*Exercise requirements*:
Extract each line from the entries below that has the string "داخلها" in it.

========

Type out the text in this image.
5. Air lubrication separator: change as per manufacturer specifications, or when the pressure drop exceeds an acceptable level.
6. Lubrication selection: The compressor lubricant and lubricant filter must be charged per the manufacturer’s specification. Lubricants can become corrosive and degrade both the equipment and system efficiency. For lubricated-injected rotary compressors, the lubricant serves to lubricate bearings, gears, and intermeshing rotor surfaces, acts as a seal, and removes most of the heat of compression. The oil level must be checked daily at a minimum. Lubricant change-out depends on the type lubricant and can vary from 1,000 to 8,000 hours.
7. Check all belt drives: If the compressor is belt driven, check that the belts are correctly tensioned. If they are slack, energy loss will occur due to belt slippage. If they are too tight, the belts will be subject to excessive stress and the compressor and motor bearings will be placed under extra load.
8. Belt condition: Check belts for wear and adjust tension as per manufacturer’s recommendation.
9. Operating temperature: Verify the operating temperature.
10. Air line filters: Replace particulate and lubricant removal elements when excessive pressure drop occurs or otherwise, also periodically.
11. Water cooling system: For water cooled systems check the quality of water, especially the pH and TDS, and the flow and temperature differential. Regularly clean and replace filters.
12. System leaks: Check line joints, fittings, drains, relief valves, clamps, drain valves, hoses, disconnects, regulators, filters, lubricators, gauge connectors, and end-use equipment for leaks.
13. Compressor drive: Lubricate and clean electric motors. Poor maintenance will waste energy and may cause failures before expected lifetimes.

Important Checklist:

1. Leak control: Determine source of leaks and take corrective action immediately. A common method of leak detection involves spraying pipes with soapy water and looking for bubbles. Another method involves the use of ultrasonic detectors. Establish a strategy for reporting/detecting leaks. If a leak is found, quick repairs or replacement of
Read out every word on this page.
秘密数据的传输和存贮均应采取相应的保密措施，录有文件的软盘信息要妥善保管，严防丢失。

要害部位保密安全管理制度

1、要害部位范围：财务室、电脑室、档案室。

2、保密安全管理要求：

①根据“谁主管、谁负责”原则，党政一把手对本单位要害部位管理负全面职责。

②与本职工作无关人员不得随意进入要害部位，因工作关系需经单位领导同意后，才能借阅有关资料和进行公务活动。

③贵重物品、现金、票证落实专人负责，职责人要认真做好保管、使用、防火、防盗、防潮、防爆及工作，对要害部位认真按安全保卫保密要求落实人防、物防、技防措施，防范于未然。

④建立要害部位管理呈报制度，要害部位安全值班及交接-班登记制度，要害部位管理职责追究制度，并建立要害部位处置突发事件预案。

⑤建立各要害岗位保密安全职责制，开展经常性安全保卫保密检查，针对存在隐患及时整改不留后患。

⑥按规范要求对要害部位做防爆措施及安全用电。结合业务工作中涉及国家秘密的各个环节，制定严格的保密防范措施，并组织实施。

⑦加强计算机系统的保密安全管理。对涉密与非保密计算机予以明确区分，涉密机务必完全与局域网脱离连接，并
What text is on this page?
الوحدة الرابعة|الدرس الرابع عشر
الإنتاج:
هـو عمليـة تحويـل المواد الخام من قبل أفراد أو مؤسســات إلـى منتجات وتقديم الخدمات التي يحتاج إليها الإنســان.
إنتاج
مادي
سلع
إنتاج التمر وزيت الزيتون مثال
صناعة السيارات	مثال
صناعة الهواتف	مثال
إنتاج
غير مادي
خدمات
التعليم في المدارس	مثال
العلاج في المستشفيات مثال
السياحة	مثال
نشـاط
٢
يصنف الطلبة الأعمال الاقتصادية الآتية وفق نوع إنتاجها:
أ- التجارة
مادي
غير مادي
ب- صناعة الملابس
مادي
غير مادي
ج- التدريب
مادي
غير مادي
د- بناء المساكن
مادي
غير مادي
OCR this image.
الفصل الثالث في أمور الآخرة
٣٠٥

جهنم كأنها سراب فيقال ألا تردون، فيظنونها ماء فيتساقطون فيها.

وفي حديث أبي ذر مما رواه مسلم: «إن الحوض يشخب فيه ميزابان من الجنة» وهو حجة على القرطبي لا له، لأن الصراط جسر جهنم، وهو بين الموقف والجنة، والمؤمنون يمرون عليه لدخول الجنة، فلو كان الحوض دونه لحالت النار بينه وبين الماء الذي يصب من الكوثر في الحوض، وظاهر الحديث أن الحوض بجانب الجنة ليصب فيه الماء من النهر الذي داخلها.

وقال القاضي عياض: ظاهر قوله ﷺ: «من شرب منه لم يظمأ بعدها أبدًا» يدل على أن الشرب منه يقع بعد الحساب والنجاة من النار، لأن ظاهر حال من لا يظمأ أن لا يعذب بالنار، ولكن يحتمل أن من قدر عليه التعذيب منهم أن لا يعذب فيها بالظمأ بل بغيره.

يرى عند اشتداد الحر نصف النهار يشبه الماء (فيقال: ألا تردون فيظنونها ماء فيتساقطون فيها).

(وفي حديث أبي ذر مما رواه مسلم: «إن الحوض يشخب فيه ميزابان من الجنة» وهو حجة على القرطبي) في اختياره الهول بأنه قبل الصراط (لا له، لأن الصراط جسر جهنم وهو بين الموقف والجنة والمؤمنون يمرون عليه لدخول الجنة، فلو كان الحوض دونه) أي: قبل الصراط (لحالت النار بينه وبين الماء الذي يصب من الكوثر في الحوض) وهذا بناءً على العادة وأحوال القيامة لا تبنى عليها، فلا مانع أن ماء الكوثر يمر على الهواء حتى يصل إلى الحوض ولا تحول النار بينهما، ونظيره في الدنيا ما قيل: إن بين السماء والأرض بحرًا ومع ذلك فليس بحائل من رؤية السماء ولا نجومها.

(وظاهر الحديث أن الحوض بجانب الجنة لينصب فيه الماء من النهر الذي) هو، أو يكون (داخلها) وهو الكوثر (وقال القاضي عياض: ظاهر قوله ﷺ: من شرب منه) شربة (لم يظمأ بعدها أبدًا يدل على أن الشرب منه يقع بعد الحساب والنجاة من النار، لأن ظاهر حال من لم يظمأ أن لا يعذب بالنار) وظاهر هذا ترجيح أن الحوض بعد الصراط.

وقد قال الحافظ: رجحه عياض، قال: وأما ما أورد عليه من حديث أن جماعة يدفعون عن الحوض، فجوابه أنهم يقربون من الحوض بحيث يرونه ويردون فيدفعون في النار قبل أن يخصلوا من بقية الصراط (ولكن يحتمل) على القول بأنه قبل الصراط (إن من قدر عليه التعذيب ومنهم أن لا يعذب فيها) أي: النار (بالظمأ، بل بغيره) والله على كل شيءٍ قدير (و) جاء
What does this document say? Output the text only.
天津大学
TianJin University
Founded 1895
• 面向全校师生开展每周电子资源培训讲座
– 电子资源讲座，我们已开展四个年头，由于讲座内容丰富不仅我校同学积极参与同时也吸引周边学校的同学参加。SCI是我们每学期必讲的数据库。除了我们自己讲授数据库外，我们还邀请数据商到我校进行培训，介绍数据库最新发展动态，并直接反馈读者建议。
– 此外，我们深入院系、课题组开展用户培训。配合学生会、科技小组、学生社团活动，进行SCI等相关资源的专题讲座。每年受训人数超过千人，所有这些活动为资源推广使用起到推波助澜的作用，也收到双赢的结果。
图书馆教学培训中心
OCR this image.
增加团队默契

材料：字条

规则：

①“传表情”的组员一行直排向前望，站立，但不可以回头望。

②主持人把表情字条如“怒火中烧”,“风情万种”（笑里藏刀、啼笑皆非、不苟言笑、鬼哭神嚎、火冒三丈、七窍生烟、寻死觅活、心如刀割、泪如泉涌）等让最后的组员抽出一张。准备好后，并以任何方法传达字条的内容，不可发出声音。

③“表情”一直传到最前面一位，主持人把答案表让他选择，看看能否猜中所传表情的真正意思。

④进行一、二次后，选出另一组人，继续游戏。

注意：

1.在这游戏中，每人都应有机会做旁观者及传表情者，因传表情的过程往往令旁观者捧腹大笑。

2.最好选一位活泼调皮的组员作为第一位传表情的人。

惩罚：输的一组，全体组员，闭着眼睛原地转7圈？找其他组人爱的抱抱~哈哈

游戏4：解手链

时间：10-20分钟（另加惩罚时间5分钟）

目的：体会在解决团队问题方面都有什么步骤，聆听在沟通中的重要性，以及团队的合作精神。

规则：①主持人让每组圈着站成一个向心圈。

========

*Solved problem*:
وفي حديث أبي ذر مما رواه مسلم: «إن الحوض يشخب فيه ميزابان من الجنة» وهو حجة على القرطبي لا له، لأن الصراط جسر جهنم، وهو بين الموقف والجنة، والمؤمنون يمرون عليه لدخول الجنة، فلو كان الحوض دونه لحالت النار بينه وبين الماء الذي يصب من الكوثر في الحوض، وظاهر الحديث أن الحوض بجانب الجنة ليصب فيه الماء من النهر الذي داخلها.
(وظاهر الحديث أن الحوض بجانب الجنة لينصب فيه الماء من النهر الذي) هو، أو يكون (داخلها) وهو الكوثر (وقال القاضي عياض: ظاهر قوله ﷺ: من شرب منه) شربة (لم يظمأ بعدها أبدًا يدل على أن الشرب منه يقع بعد الحساب والنجاة من النار، لأن ظاهر حال من لم يظمأ أن لا يعذب بالنار) وظاهر هذا ترجيح أن الحوض بعد الصراط.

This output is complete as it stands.